** Extracted data **
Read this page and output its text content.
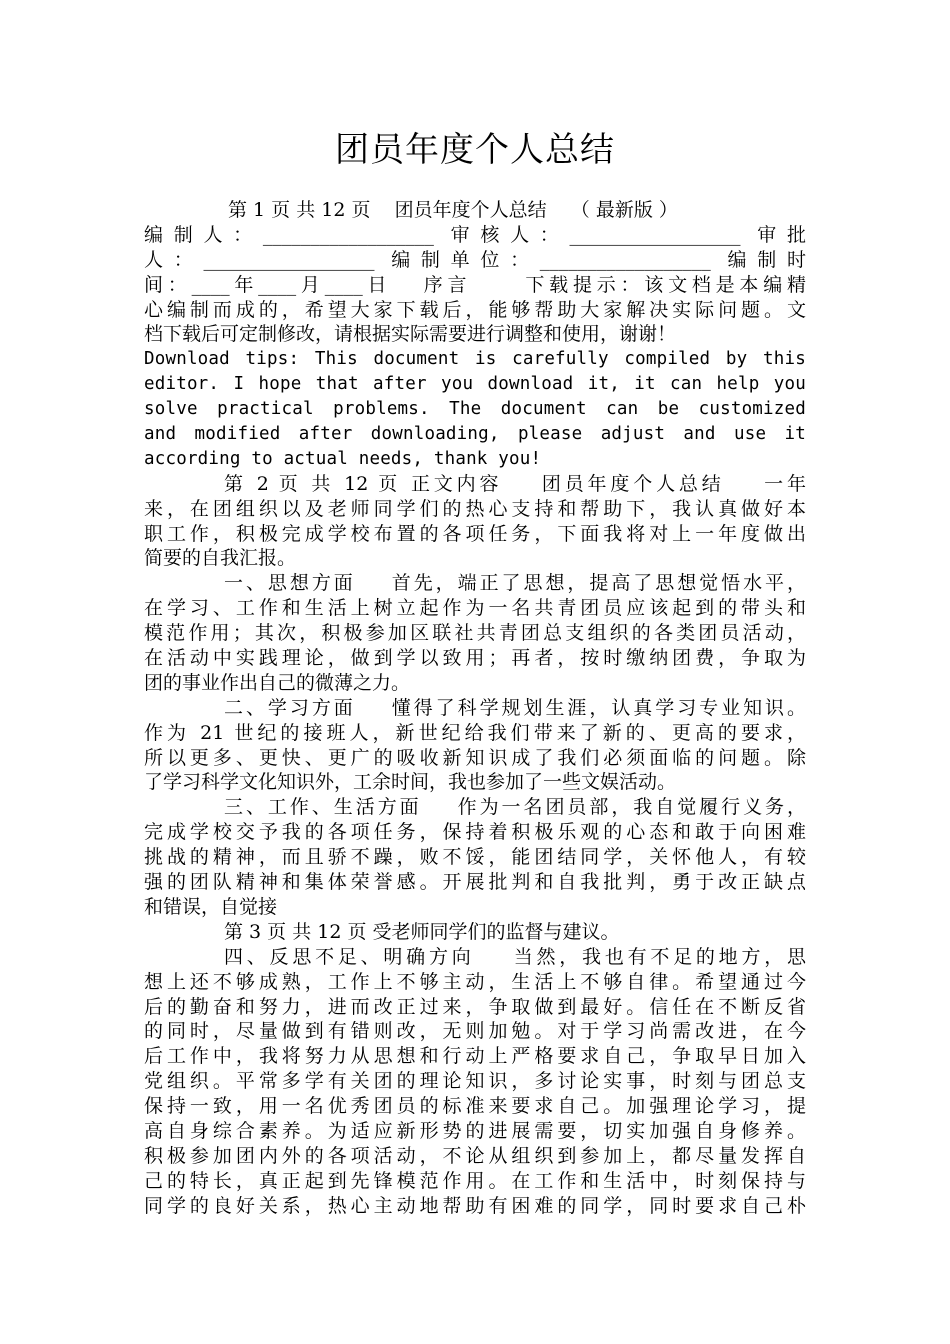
团员年度个人总结
第 1 页 共 12 页    团员年度个人总结    （ 最新版 ）
编制人：__________________ 审核人：__________________ 审批
人：__________________ 编制单位：__________________ 编制时
间：____年____月____日   序言     下载提示：该文档是本编精
心编制而成的，希望大家下载后，能够帮助大家解决实际问题。文
档下载后可定制修改，请根据实际需要进行调整和使用，谢谢！
Download tips: This document is carefully compiled by this
editor. I hope that after you download it, it can help you
solve practical problems. The document can be customized
and modified after downloading, please adjust and use it
according to actual needs, thank you!
第 2 页 共 12 页 正文内容    团员年度个人总结    一年
来，在团组织以及老师同学们的热心支持和帮助下，我认真做好本
职工作，积极完成学校布置的各项任务，下面我将对上一年度做出
简要的自我汇报。
一、思想方面    首先，端正了思想，提高了思想觉悟水平，
在学习、工作和生活上树立起作为一名共青团员应该起到的带头和
模范作用；其次，积极参加区联社共青团总支组织的各类团员活动，
在活动中实践理论，做到学以致用；再者，按时缴纳团费，争取为
团的事业作出自己的微薄之力。
二、学习方面    懂得了科学规划生涯，认真学习专业知识。
作为 21 世纪的接班人，新世纪给我们带来了新的、更高的要求，
所以更多、更快、更广的吸收新知识成了我们必须面临的问题。除
了学习科学文化知识外，工余时间，我也参加了一些文娱活动。
三、工作、生活方面    作为一名团员部，我自觉履行义务，
完成学校交予我的各项任务，保持着积极乐观的心态和敢于向困难
挑战的精神，而且骄不躁，败不馁，能团结同学，关怀他人，有较
强的团队精神和集体荣誉感。开展批判和自我批判，勇于改正缺点
和错误，自觉接
第 3 页 共 12 页 受老师同学们的监督与建议。
四、反思不足、明确方向    当然，我也有不足的地方，思
想上还不够成熟，工作上不够主动，生活上不够自律。希望通过今
后的勤奋和努力，进而改正过来，争取做到最好。信任在不断反省
的同时，尽量做到有错则改，无则加勉。对于学习尚需改进，在今
后工作中，我将努力从思想和行动上严格要求自己，争取早日加入
党组织。平常多学有关团的理论知识，多讨论实事，时刻与团总支
保持一致，用一名优秀团员的标准来要求自己。加强理论学习，提
高自身综合素养。为适应新形势的进展需要，切实加强自身修养。
积极参加团内外的各项活动，不论从组织到参加上，都尽量发挥自
己的特长，真正起到先锋模范作用。在工作和生活中，时刻保持与
同学的良好关系，热心主动地帮助有困难的同学，同时要求自己朴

** The problem **
Scan the material line by line and report each one that contains "after".

** Completed task **
editor. I hope that after you download it, it can help you
and modified after downloading, please adjust and use it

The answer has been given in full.